Exercise task:
Render every line in the items from the one containing "y-tick-label: 23.0 bbox=[34, 212, 63, 229]" down to the one containing "gridline-vertical bbox=[399, 86, 400, 404]", both included, as a numbered list with blank lines omitted.

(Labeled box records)
------------------------------

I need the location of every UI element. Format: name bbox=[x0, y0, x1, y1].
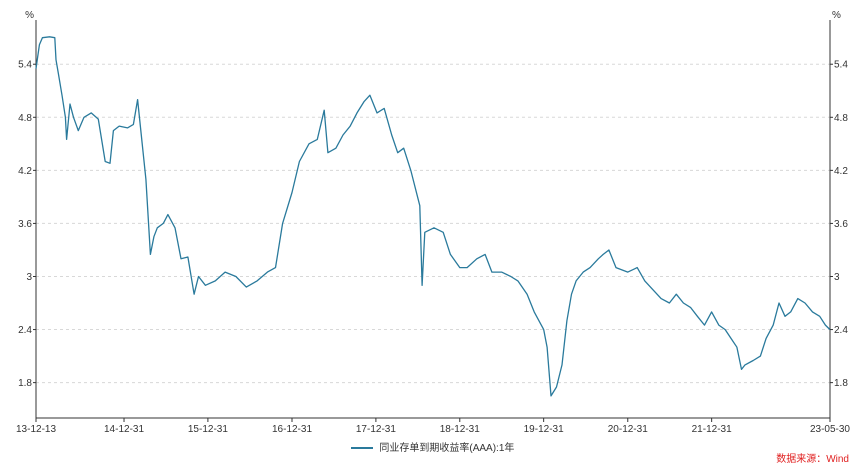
y-tick-label-right: 5.4 bbox=[834, 60, 848, 71]
x-tick-label: 14-12-31 bbox=[104, 424, 144, 435]
series-layer bbox=[35, 36, 831, 397]
y-tick-label-right: 1.8 bbox=[834, 378, 848, 389]
tick-labels: 1.8 1.8 2.4 2.4 3 3 3.6 3.6 4.2 4.2 4.8 4.8 5.4 5.4%%… bbox=[16, 10, 850, 435]
y-tick-label-left: 2.4 bbox=[18, 325, 32, 336]
y-tick-label-left: 3 bbox=[26, 272, 32, 283]
y-unit-right: % bbox=[832, 10, 841, 21]
y-tick-label-left: 5.4 bbox=[18, 60, 32, 71]
y-tick-label-right: 3 bbox=[834, 272, 840, 283]
y-tick-label-right: 4.8 bbox=[834, 113, 848, 124]
x-tick-label: 21-12-31 bbox=[692, 424, 732, 435]
x-tick-label: 20-12-31 bbox=[608, 424, 648, 435]
y-tick-label-left: 4.8 bbox=[18, 113, 32, 124]
grid-lines bbox=[36, 63, 830, 384]
legend-line-swatch bbox=[350, 447, 373, 450]
x-tick-label: 23-05-30 bbox=[810, 424, 850, 435]
series-line bbox=[35, 36, 831, 397]
y-tick-label-right: 3.6 bbox=[834, 219, 848, 230]
source-note: 数据来源：Wind bbox=[776, 454, 849, 465]
x-tick-label: 17-12-31 bbox=[356, 424, 396, 435]
x-tick-label: 15-12-31 bbox=[188, 424, 228, 435]
y-tick-label-left: 4.2 bbox=[18, 166, 32, 177]
legend: 同业存单到期收益率(AAA):1年 bbox=[0, 439, 865, 454]
x-tick-label: 13-12-13 bbox=[16, 424, 56, 435]
axes bbox=[33, 20, 833, 422]
x-tick-label: 19-12-31 bbox=[524, 424, 564, 435]
x-tick-label: 18-12-31 bbox=[440, 424, 480, 435]
y-tick-label-right: 2.4 bbox=[834, 325, 848, 336]
x-tick-label: 16-12-31 bbox=[272, 424, 312, 435]
y-tick-label-left: 3.6 bbox=[18, 219, 32, 230]
legend-label: 同业存单到期收益率(AAA):1年 bbox=[379, 443, 515, 454]
y-unit-left: % bbox=[25, 10, 34, 21]
y-tick-label-left: 1.8 bbox=[18, 378, 32, 389]
y-tick-label-right: 4.2 bbox=[834, 166, 848, 177]
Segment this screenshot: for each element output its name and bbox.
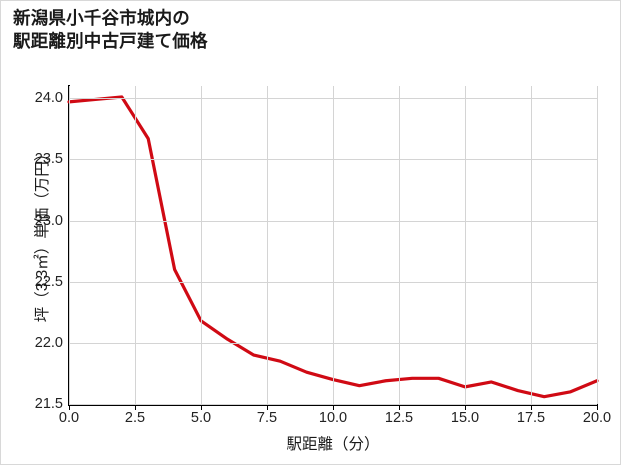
y-tick-label: 23.0 bbox=[34, 212, 63, 229]
x-tick-mark bbox=[69, 406, 70, 410]
x-axis-label: 駅距離（分） bbox=[286, 436, 380, 453]
y-tick-label: 22.5 bbox=[34, 273, 63, 290]
x-axis-spine bbox=[68, 404, 598, 406]
gridline-vertical bbox=[267, 86, 268, 404]
page-title: 新潟県小千谷市城内の 駅距離別中古戸建て価格 bbox=[13, 8, 208, 52]
x-tick-label: 5.0 bbox=[190, 410, 212, 426]
y-axis-tick-labels: 21.5 22.0 22.5 23.0 23.5 24.0 bbox=[1, 1, 63, 464]
x-tick-mark bbox=[597, 406, 598, 410]
gridline-vertical bbox=[333, 86, 334, 404]
x-tick-label: 17.5 bbox=[516, 410, 546, 426]
gridline-vertical bbox=[531, 86, 532, 404]
gridline-vertical bbox=[399, 86, 400, 404]
x-tick-mark bbox=[267, 406, 268, 410]
y-axis-label: 坪（3.3㎡）単価（万円） bbox=[34, 145, 51, 323]
x-tick-label: 12.5 bbox=[384, 410, 414, 426]
gridline-vertical bbox=[135, 86, 136, 404]
y-tick-label: 21.5 bbox=[34, 396, 63, 412]
x-tick-label: 0.0 bbox=[58, 410, 80, 426]
x-tick-label: 7.5 bbox=[256, 410, 278, 426]
x-tick-mark bbox=[531, 406, 532, 410]
x-tick-label: 15.0 bbox=[450, 410, 480, 426]
x-tick-label: 10.0 bbox=[318, 410, 348, 426]
y-tick-label: 22.0 bbox=[34, 334, 63, 351]
gridline-vertical bbox=[69, 86, 70, 404]
y-tick-label: 24.0 bbox=[34, 90, 63, 107]
gridline-horizontal bbox=[69, 404, 597, 405]
x-tick-mark bbox=[399, 406, 400, 410]
x-tick-label: 2.5 bbox=[124, 410, 146, 426]
gridline-vertical bbox=[465, 86, 466, 404]
x-tick-mark bbox=[333, 406, 334, 410]
x-tick-mark bbox=[465, 406, 466, 410]
plot-area bbox=[67, 86, 599, 405]
y-tick-label: 23.5 bbox=[34, 151, 63, 168]
gridline-vertical bbox=[597, 86, 598, 404]
x-tick-label: 20.0 bbox=[582, 410, 612, 426]
x-tick-mark bbox=[201, 406, 202, 410]
x-tick-mark bbox=[135, 406, 136, 410]
gridline-vertical bbox=[201, 86, 202, 404]
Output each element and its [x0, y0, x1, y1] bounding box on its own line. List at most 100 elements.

------------------------------

Response to the task:
1. y-tick-label: 23.0 bbox=[34, 212, 63, 229]
2. x-tick-mark bbox=[69, 406, 70, 410]
3. x-axis-label: 駅距離（分） bbox=[286, 436, 380, 453]
4. y-tick-label: 22.5 bbox=[34, 273, 63, 290]
5. x-axis-spine bbox=[68, 404, 598, 406]
6. gridline-vertical bbox=[267, 86, 268, 404]
7. page-title: 新潟県小千谷市城内の 駅距離別中古戸建て価格 bbox=[13, 8, 208, 52]
8. x-tick-label: 5.0 bbox=[190, 410, 212, 426]
9. y-axis-tick-labels: 21.5 22.0 22.5 23.0 23.5 24.0 bbox=[1, 1, 63, 464]
10. x-tick-mark bbox=[597, 406, 598, 410]
11. gridline-vertical bbox=[333, 86, 334, 404]
12. x-tick-label: 17.5 bbox=[516, 410, 546, 426]
13. gridline-vertical bbox=[531, 86, 532, 404]
14. gridline-vertical bbox=[399, 86, 400, 404]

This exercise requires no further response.